> **AIM**
Read the data and repeat it in full, exactly.

Stored data

○ ○ ○

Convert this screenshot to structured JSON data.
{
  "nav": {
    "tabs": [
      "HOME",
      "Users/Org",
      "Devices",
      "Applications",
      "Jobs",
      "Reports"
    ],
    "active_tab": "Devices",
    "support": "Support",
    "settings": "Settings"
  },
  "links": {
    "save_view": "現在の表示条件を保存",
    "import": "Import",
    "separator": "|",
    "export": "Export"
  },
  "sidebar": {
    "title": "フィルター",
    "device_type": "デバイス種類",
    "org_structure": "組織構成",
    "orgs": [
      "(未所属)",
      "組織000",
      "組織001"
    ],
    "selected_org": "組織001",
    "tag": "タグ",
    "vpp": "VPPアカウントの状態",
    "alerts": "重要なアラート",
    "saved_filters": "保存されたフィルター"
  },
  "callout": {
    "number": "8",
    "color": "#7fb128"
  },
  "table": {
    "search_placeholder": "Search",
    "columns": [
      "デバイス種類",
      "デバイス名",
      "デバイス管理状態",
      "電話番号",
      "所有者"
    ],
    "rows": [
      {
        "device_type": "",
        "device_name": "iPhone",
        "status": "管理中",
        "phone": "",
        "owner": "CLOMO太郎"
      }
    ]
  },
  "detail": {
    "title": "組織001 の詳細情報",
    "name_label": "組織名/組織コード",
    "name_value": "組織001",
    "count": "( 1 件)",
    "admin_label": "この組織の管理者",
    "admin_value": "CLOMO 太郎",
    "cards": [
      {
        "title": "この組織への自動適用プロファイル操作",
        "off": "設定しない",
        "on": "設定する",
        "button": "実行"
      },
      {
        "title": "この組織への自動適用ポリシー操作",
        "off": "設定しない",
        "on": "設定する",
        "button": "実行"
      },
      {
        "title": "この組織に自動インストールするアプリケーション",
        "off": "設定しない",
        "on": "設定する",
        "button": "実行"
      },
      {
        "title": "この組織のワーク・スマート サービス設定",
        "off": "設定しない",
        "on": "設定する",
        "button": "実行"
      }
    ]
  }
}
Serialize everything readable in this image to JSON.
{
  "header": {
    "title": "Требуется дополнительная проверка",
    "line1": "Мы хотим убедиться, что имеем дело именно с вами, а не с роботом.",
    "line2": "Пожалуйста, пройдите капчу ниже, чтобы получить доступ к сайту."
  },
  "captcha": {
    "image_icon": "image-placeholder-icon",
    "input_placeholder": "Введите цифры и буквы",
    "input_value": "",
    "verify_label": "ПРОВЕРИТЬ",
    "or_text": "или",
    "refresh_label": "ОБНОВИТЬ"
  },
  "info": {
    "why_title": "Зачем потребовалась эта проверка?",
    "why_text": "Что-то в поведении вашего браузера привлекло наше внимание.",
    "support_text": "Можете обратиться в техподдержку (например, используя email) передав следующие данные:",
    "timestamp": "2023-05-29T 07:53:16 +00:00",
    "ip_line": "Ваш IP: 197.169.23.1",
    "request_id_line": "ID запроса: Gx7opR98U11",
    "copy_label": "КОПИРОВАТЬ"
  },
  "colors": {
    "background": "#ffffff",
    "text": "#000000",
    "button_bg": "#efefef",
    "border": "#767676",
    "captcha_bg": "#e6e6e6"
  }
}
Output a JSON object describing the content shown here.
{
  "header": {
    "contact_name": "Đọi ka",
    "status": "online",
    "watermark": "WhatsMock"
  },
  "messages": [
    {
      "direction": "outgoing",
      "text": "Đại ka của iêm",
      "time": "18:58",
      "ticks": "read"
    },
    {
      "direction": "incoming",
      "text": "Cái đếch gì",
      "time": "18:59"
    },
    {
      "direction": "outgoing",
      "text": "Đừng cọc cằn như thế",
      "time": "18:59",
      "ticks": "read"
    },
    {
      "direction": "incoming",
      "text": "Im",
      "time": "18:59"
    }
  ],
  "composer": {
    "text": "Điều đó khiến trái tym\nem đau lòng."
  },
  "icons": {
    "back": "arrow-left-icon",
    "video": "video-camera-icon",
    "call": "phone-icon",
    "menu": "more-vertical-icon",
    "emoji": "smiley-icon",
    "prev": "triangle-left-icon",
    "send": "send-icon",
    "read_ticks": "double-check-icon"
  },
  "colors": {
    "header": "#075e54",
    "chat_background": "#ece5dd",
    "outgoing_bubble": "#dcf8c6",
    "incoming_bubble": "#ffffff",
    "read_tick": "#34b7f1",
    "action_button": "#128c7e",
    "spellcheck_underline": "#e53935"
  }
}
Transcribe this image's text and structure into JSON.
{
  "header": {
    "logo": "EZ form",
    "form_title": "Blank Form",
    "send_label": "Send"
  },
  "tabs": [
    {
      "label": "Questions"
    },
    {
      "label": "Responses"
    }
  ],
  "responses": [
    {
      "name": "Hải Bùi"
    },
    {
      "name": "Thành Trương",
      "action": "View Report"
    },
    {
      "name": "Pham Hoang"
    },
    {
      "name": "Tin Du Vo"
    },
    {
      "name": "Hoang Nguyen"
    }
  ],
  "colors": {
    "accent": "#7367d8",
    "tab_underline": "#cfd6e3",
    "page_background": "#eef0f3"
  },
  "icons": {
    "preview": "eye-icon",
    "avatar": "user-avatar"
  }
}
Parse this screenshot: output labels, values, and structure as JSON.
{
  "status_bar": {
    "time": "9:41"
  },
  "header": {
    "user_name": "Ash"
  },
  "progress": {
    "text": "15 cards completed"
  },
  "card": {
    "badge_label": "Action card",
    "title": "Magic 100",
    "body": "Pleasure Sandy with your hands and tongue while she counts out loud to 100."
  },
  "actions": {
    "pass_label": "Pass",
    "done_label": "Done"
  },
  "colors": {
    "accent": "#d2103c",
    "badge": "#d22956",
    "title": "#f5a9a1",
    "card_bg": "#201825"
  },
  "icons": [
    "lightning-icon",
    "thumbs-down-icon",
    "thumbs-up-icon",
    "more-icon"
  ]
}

○ ○ ○

> **EXPECTED OUTPUT**
Convert this screenshot to structured JSON data.
{
  "nav": {
    "tabs": [
      "HOME",
      "Users/Org",
      "Devices",
      "Applications",
      "Jobs",
      "Reports"
    ],
    "active_tab": "Devices",
    "support": "Support",
    "settings": "Settings"
  },
  "links": {
    "save_view": "現在の表示条件を保存",
    "import": "Import",
    "separator": "|",
    "export": "Export"
  },
  "sidebar": {
    "title": "フィルター",
    "device_type": "デバイス種類",
    "org_structure": "組織構成",
    "orgs": [
      "(未所属)",
      "組織000",
      "組織001"
    ],
    "selected_org": "組織001",
    "tag": "タグ",
    "vpp": "VPPアカウントの状態",
    "alerts": "重要なアラート",
    "saved_filters": "保存されたフィルター"
  },
  "callout": {
    "number": "8",
    "color": "#7fb128"
  },
  "table": {
    "search_placeholder": "Search",
    "columns": [
      "デバイス種類",
      "デバイス名",
      "デバイス管理状態",
      "電話番号",
      "所有者"
    ],
    "rows": [
      {
        "device_type": "",
        "device_name": "iPhone",
        "status": "管理中",
        "phone": "",
        "owner": "CLOMO太郎"
      }
    ]
  },
  "detail": {
    "title": "組織001 の詳細情報",
    "name_label": "組織名/組織コード",
    "name_value": "組織001",
    "count": "( 1 件)",
    "admin_label": "この組織の管理者",
    "admin_value": "CLOMO 太郎",
    "cards": [
      {
        "title": "この組織への自動適用プロファイル操作",
        "off": "設定しない",
        "on": "設定する",
        "button": "実行"
      },
      {
        "title": "この組織への自動適用ポリシー操作",
        "off": "設定しない",
        "on": "設定する",
        "button": "実行"
      },
      {
        "title": "この組織に自動インストールするアプリケーション",
        "off": "設定しない",
        "on": "設定する",
        "button": "実行"
      },
      {
        "title": "この組織のワーク・スマート サービス設定",
        "off": "設定しない",
        "on": "設定する",
        "button": "実行"
      }
    ]
  }
}
Serialize everything readable in this image to JSON.
{
  "header": {
    "title": "Требуется дополнительная проверка",
    "line1": "Мы хотим убедиться, что имеем дело именно с вами, а не с роботом.",
    "line2": "Пожалуйста, пройдите капчу ниже, чтобы получить доступ к сайту."
  },
  "captcha": {
    "image_icon": "image-placeholder-icon",
    "input_placeholder": "Введите цифры и буквы",
    "input_value": "",
    "verify_label": "ПРОВЕРИТЬ",
    "or_text": "или",
    "refresh_label": "ОБНОВИТЬ"
  },
  "info": {
    "why_title": "Зачем потребовалась эта проверка?",
    "why_text": "Что-то в поведении вашего браузера привлекло наше внимание.",
    "support_text": "Можете обратиться в техподдержку (например, используя email) передав следующие данные:",
    "timestamp": "2023-05-29T 07:53:16 +00:00",
    "ip_line": "Ваш IP: 197.169.23.1",
    "request_id_line": "ID запроса: Gx7opR98U11",
    "copy_label": "КОПИРОВАТЬ"
  },
  "colors": {
    "background": "#ffffff",
    "text": "#000000",
    "button_bg": "#efefef",
    "border": "#767676",
    "captcha_bg": "#e6e6e6"
  }
}
Output a JSON object describing the content shown here.
{
  "header": {
    "contact_name": "Đọi ka",
    "status": "online",
    "watermark": "WhatsMock"
  },
  "messages": [
    {
      "direction": "outgoing",
      "text": "Đại ka của iêm",
      "time": "18:58",
      "ticks": "read"
    },
    {
      "direction": "incoming",
      "text": "Cái đếch gì",
      "time": "18:59"
    },
    {
      "direction": "outgoing",
      "text": "Đừng cọc cằn như thế",
      "time": "18:59",
      "ticks": "read"
    },
    {
      "direction": "incoming",
      "text": "Im",
      "time": "18:59"
    }
  ],
  "composer": {
    "text": "Điều đó khiến trái tym\nem đau lòng."
  },
  "icons": {
    "back": "arrow-left-icon",
    "video": "video-camera-icon",
    "call": "phone-icon",
    "menu": "more-vertical-icon",
    "emoji": "smiley-icon",
    "prev": "triangle-left-icon",
    "send": "send-icon",
    "read_ticks": "double-check-icon"
  },
  "colors": {
    "header": "#075e54",
    "chat_background": "#ece5dd",
    "outgoing_bubble": "#dcf8c6",
    "incoming_bubble": "#ffffff",
    "read_tick": "#34b7f1",
    "action_button": "#128c7e",
    "spellcheck_underline": "#e53935"
  }
}
Transcribe this image's text and structure into JSON.
{
  "header": {
    "logo": "EZ form",
    "form_title": "Blank Form",
    "send_label": "Send"
  },
  "tabs": [
    {
      "label": "Questions"
    },
    {
      "label": "Responses"
    }
  ],
  "responses": [
    {
      "name": "Hải Bùi"
    },
    {
      "name": "Thành Trương",
      "action": "View Report"
    },
    {
      "name": "Pham Hoang"
    },
    {
      "name": "Tin Du Vo"
    },
    {
      "name": "Hoang Nguyen"
    }
  ],
  "colors": {
    "accent": "#7367d8",
    "tab_underline": "#cfd6e3",
    "page_background": "#eef0f3"
  },
  "icons": {
    "preview": "eye-icon",
    "avatar": "user-avatar"
  }
}
Parse this screenshot: output labels, values, and structure as JSON.
{
  "status_bar": {
    "time": "9:41"
  },
  "header": {
    "user_name": "Ash"
  },
  "progress": {
    "text": "15 cards completed"
  },
  "card": {
    "badge_label": "Action card",
    "title": "Magic 100",
    "body": "Pleasure Sandy with your hands and tongue while she counts out loud to 100."
  },
  "actions": {
    "pass_label": "Pass",
    "done_label": "Done"
  },
  "colors": {
    "accent": "#d2103c",
    "badge": "#d22956",
    "title": "#f5a9a1",
    "card_bg": "#201825"
  },
  "icons": [
    "lightning-icon",
    "thumbs-down-icon",
    "thumbs-up-icon",
    "more-icon"
  ]
}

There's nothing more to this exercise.